• **Stated problem**
Find each line with the word "Output" and say how many there are, nothing else.

• **Dataset entries**
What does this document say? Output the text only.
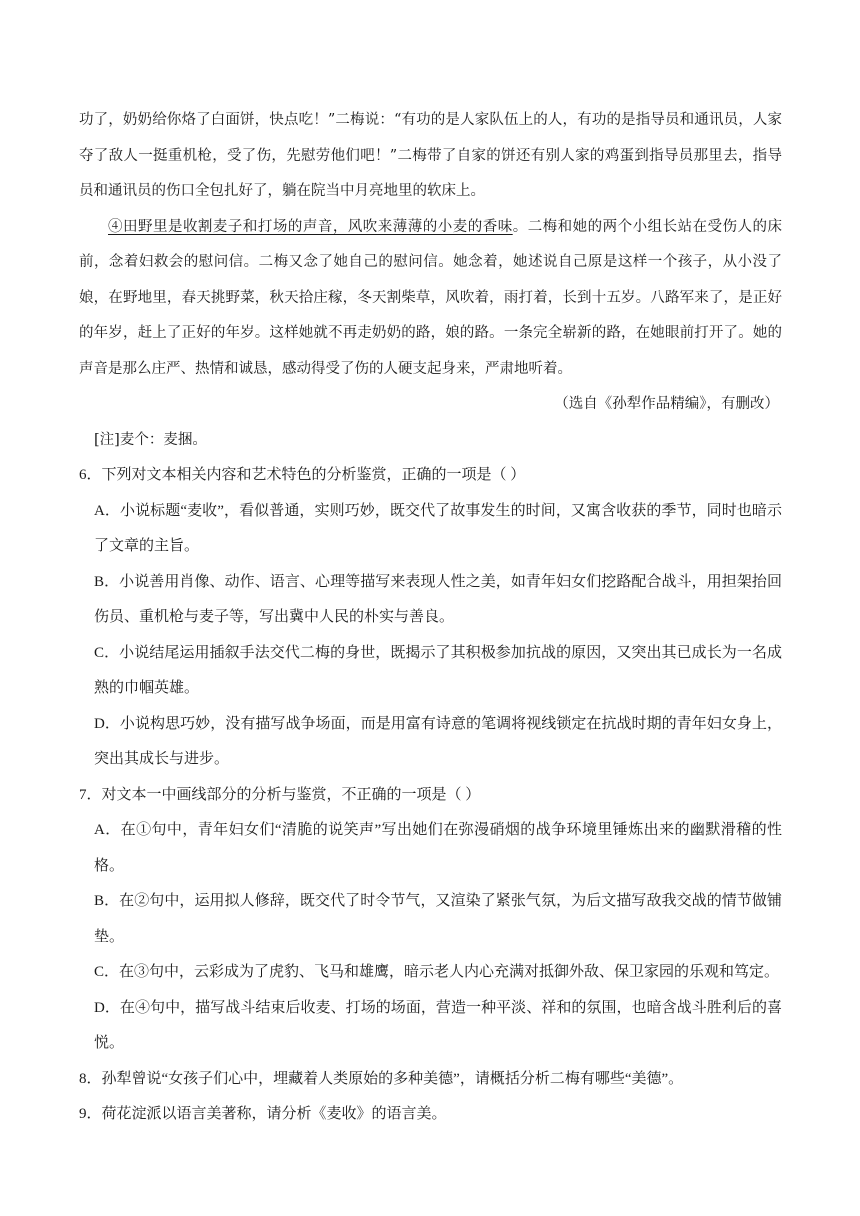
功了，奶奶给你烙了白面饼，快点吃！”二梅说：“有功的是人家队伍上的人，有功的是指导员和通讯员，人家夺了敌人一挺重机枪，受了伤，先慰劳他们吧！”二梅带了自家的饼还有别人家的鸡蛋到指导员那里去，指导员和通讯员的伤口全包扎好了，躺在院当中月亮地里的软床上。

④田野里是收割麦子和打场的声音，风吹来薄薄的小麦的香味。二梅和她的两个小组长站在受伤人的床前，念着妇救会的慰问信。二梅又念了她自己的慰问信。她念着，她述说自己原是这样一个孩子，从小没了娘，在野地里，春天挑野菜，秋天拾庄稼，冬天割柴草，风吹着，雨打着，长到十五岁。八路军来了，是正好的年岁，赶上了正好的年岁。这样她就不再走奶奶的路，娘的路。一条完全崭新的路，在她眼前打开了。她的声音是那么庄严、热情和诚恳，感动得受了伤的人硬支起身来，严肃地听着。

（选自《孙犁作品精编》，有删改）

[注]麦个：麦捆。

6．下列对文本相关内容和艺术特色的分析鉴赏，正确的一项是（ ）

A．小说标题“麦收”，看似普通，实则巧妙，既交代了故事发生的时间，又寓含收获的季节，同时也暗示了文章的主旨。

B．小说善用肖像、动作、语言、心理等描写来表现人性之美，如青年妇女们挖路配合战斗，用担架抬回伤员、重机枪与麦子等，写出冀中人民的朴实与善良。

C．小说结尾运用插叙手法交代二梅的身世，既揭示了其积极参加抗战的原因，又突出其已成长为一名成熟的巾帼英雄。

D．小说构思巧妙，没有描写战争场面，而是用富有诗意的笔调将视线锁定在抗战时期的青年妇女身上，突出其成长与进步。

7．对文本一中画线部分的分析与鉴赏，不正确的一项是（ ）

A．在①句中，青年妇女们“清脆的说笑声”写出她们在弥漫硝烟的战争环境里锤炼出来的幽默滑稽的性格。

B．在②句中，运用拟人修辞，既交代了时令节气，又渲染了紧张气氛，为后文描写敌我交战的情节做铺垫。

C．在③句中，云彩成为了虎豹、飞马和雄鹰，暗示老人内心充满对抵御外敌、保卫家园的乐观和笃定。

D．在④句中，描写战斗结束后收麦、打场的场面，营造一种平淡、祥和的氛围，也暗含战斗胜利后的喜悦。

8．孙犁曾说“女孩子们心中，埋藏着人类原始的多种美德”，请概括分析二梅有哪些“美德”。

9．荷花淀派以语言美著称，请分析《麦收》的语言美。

---

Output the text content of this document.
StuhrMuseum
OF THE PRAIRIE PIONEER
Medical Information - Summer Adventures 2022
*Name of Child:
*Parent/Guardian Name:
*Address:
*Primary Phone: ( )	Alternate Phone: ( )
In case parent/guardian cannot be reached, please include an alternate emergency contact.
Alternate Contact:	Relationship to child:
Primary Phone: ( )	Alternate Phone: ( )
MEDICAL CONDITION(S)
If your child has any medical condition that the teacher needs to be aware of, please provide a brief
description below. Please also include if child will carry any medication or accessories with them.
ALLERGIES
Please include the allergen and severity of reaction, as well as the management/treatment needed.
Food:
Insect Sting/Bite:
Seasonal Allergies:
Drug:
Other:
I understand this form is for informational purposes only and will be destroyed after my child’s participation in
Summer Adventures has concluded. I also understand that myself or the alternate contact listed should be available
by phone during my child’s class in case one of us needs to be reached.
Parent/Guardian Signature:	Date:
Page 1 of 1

• **Complete answer**
2